§ Given instruction:
Read the records and gather each line that includes "date".

Stored entries
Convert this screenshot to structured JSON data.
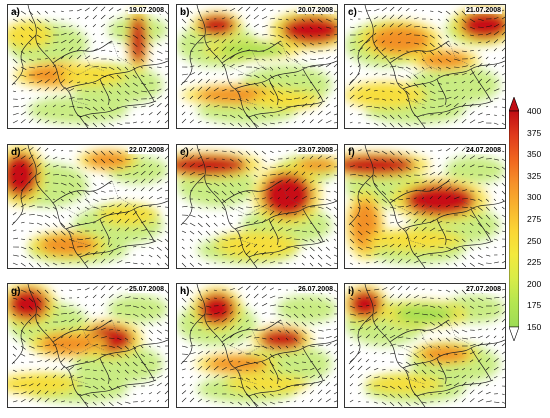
{
  "panels": [
    {
      "id": "a",
      "label": "a)",
      "date": "19.07.2008"
    },
    {
      "id": "b",
      "label": "b)",
      "date": "20.07.2008"
    },
    {
      "id": "c",
      "label": "c)",
      "date": "21.07.2008"
    },
    {
      "id": "d",
      "label": "d)",
      "date": "22.07.2008"
    },
    {
      "id": "e",
      "label": "e)",
      "date": "23.07.2008"
    },
    {
      "id": "f",
      "label": "f)",
      "date": "24.07.2008"
    },
    {
      "id": "g",
      "label": "g)",
      "date": "25.07.2008"
    },
    {
      "id": "h",
      "label": "h)",
      "date": "26.07.2008"
    },
    {
      "id": "i",
      "label": "i)",
      "date": "27.07.2008"
    }
  ],
  "colorbar": {
    "ticks": [
      "400",
      "375",
      "350",
      "325",
      "300",
      "275",
      "250",
      "225",
      "200",
      "175",
      "150"
    ],
    "colors": [
      "#c00d14",
      "#e03a1c",
      "#f0641e",
      "#f6912a",
      "#f8b42f",
      "#fbd635",
      "#f3ea3d",
      "#d8ec48",
      "#b4e650",
      "#9ddc56",
      "#ffffff"
    ]
  }
}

§ Written solution:
      "date": "19.07.2008"
      "date": "20.07.2008"
      "date": "21.07.2008"
      "date": "22.07.2008"
      "date": "23.07.2008"
      "date": "24.07.2008"
      "date": "25.07.2008"
      "date": "26.07.2008"
      "date": "27.07.2008"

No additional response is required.